• Instruction: In the listing below, pick out lines with "ylabel".

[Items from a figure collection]
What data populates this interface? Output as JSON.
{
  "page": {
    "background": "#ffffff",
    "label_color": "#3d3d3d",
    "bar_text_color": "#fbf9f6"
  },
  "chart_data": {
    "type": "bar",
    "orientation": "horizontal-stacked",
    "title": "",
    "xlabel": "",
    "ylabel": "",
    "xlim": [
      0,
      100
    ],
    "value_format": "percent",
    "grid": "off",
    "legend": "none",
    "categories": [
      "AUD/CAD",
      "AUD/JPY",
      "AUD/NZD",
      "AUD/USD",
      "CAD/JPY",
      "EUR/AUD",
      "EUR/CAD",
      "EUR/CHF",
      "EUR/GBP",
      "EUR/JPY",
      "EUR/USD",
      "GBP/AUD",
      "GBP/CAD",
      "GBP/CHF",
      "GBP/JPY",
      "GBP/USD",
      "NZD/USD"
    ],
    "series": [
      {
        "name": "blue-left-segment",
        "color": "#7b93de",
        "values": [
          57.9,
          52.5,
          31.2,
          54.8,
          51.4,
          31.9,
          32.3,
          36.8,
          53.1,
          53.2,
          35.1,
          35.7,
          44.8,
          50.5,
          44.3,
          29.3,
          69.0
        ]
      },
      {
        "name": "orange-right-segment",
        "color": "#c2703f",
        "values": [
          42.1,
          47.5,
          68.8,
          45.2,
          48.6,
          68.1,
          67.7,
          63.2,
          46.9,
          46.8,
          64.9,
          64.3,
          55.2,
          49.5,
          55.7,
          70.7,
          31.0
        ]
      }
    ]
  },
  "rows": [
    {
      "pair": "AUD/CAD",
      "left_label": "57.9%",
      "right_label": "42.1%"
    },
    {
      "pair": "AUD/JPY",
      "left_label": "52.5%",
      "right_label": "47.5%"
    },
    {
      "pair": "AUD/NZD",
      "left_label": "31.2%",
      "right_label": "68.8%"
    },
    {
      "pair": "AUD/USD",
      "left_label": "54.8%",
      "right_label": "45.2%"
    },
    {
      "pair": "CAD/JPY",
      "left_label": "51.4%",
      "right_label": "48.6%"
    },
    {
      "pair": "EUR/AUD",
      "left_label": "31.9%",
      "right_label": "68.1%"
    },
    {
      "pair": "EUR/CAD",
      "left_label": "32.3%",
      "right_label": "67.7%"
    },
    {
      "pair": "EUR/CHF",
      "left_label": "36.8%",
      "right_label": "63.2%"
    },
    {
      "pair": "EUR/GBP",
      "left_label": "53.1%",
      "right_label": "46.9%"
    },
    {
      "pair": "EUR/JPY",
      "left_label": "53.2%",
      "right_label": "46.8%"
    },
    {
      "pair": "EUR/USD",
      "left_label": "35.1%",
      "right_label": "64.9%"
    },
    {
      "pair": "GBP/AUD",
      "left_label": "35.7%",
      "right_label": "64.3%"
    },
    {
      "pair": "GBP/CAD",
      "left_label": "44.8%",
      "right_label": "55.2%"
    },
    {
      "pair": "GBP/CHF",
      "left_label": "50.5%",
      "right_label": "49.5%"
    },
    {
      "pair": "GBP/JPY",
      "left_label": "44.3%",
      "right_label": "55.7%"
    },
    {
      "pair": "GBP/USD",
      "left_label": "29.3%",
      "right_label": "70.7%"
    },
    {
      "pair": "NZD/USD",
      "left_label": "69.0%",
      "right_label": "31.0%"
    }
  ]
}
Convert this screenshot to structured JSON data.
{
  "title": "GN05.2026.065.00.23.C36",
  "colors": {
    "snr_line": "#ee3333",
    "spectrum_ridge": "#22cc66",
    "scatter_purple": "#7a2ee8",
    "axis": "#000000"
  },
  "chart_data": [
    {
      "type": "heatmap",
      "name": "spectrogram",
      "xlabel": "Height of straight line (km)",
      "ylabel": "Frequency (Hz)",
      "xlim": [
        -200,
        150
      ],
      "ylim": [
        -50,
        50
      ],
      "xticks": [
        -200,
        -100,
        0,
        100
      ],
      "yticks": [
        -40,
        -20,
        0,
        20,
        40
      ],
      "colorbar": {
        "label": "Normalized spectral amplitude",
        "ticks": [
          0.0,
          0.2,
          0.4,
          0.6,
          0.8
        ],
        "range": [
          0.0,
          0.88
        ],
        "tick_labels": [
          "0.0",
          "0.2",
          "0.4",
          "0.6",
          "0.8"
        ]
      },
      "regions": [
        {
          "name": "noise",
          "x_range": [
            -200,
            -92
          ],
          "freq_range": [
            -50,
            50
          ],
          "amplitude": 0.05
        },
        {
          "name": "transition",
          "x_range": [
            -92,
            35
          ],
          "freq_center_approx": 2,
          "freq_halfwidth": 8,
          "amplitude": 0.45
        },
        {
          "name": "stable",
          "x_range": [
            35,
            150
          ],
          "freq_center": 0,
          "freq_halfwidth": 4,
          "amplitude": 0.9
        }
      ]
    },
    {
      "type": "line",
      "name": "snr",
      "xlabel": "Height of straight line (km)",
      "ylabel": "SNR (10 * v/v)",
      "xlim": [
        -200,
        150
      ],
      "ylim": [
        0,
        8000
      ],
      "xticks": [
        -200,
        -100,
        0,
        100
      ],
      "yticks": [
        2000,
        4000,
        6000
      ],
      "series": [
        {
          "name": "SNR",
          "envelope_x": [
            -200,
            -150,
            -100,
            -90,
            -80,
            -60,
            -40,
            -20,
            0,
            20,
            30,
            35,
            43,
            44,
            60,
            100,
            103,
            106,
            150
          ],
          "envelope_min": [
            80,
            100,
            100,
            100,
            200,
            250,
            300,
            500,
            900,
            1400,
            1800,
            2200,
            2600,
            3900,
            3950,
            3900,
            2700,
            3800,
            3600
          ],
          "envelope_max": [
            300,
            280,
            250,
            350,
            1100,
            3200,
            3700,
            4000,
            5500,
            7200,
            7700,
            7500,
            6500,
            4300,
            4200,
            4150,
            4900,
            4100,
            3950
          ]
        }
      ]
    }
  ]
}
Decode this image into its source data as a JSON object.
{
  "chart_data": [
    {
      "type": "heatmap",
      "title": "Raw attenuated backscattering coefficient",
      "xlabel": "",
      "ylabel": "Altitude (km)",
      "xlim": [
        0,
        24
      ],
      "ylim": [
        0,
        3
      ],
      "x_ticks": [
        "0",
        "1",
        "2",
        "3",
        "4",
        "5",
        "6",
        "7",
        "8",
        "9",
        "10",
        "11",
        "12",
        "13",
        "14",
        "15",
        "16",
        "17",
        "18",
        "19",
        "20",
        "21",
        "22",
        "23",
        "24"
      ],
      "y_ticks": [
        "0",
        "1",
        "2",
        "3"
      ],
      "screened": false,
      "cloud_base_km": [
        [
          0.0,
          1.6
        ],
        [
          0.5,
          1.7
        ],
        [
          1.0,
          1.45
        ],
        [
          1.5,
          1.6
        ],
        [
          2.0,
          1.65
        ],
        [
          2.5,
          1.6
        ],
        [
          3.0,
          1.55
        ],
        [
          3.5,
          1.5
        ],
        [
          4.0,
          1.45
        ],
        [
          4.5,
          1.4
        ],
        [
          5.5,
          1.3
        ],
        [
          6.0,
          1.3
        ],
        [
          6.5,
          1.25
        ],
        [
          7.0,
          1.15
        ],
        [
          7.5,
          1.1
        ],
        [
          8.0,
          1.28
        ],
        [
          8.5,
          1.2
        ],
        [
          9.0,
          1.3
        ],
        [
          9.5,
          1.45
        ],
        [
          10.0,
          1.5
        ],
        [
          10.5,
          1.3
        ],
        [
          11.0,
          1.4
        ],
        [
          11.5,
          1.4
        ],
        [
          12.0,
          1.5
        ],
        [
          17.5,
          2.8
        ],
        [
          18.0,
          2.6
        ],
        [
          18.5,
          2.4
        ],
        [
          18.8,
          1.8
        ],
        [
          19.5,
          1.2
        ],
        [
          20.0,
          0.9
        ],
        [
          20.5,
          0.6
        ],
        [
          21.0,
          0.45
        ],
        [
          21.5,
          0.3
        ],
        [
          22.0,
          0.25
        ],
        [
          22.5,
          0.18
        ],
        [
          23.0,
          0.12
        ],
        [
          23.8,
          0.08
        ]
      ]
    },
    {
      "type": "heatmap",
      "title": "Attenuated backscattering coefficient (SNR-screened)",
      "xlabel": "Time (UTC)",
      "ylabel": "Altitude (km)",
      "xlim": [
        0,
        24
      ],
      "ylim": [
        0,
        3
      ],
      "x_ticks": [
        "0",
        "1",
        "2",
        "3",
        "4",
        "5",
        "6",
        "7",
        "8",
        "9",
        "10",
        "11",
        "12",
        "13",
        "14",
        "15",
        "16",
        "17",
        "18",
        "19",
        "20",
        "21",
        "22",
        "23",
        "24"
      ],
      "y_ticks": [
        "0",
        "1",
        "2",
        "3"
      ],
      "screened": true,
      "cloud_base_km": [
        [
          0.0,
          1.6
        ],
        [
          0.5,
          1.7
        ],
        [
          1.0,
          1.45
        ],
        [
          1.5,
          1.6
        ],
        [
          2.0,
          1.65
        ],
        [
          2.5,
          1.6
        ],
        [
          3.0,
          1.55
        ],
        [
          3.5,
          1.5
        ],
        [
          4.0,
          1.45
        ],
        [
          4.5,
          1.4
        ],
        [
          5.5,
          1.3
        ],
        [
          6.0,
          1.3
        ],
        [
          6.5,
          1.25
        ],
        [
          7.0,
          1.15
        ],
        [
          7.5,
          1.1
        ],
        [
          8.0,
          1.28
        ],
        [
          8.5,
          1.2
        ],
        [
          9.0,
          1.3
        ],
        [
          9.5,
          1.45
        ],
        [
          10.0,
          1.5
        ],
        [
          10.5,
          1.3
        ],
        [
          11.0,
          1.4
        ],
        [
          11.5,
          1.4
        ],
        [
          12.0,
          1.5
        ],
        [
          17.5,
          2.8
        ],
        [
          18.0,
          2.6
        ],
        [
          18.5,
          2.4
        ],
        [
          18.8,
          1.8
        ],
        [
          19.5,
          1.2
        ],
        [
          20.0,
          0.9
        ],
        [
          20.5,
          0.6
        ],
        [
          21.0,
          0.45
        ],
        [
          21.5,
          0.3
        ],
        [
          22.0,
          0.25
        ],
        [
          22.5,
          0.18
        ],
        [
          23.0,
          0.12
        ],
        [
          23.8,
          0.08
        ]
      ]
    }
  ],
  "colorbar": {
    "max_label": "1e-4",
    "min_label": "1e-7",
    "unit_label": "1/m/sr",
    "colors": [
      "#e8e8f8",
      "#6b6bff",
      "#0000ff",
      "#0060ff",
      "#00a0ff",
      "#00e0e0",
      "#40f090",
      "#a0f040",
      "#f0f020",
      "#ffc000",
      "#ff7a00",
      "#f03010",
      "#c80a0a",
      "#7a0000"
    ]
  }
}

• Exercise result:
    "ylabel": "",
      "ylabel": "Frequency (Hz)",
      "ylabel": "SNR (10 * v/v)",
      "ylabel": "Altitude (km)",
      "ylabel": "Altitude (km)",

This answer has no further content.